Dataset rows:
-------

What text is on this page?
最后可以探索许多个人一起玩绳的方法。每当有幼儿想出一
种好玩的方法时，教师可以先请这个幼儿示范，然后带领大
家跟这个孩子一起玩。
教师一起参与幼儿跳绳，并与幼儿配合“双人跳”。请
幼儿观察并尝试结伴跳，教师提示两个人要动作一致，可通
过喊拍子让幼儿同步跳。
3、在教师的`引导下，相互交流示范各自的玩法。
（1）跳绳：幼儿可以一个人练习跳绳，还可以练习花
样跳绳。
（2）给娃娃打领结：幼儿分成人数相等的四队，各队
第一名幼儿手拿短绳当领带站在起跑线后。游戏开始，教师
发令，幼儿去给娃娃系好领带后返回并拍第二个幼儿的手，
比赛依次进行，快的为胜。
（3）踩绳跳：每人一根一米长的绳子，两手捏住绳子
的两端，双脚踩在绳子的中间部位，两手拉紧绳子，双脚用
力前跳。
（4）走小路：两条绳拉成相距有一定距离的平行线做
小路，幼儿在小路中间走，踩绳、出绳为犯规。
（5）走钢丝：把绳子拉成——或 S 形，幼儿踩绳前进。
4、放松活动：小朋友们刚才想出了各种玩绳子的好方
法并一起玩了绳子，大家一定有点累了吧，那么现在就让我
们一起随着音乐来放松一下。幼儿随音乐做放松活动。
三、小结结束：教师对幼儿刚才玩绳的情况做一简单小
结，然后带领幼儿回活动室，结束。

-------

REQUIRED TASK: Output the listing above word for word.

EXERCISE ANSWER:
What text is on this page?
最后可以探索许多个人一起玩绳的方法。每当有幼儿想出一
种好玩的方法时，教师可以先请这个幼儿示范，然后带领大
家跟这个孩子一起玩。
教师一起参与幼儿跳绳，并与幼儿配合“双人跳”。请
幼儿观察并尝试结伴跳，教师提示两个人要动作一致，可通
过喊拍子让幼儿同步跳。
3、在教师的`引导下，相互交流示范各自的玩法。
（1）跳绳：幼儿可以一个人练习跳绳，还可以练习花
样跳绳。
（2）给娃娃打领结：幼儿分成人数相等的四队，各队
第一名幼儿手拿短绳当领带站在起跑线后。游戏开始，教师
发令，幼儿去给娃娃系好领带后返回并拍第二个幼儿的手，
比赛依次进行，快的为胜。
（3）踩绳跳：每人一根一米长的绳子，两手捏住绳子
的两端，双脚踩在绳子的中间部位，两手拉紧绳子，双脚用
力前跳。
（4）走小路：两条绳拉成相距有一定距离的平行线做
小路，幼儿在小路中间走，踩绳、出绳为犯规。
（5）走钢丝：把绳子拉成——或 S 形，幼儿踩绳前进。
4、放松活动：小朋友们刚才想出了各种玩绳子的好方
法并一起玩了绳子，大家一定有点累了吧，那么现在就让我
们一起随着音乐来放松一下。幼儿随音乐做放松活动。
三、小结结束：教师对幼儿刚才玩绳的情况做一简单小
结，然后带领幼儿回活动室，结束。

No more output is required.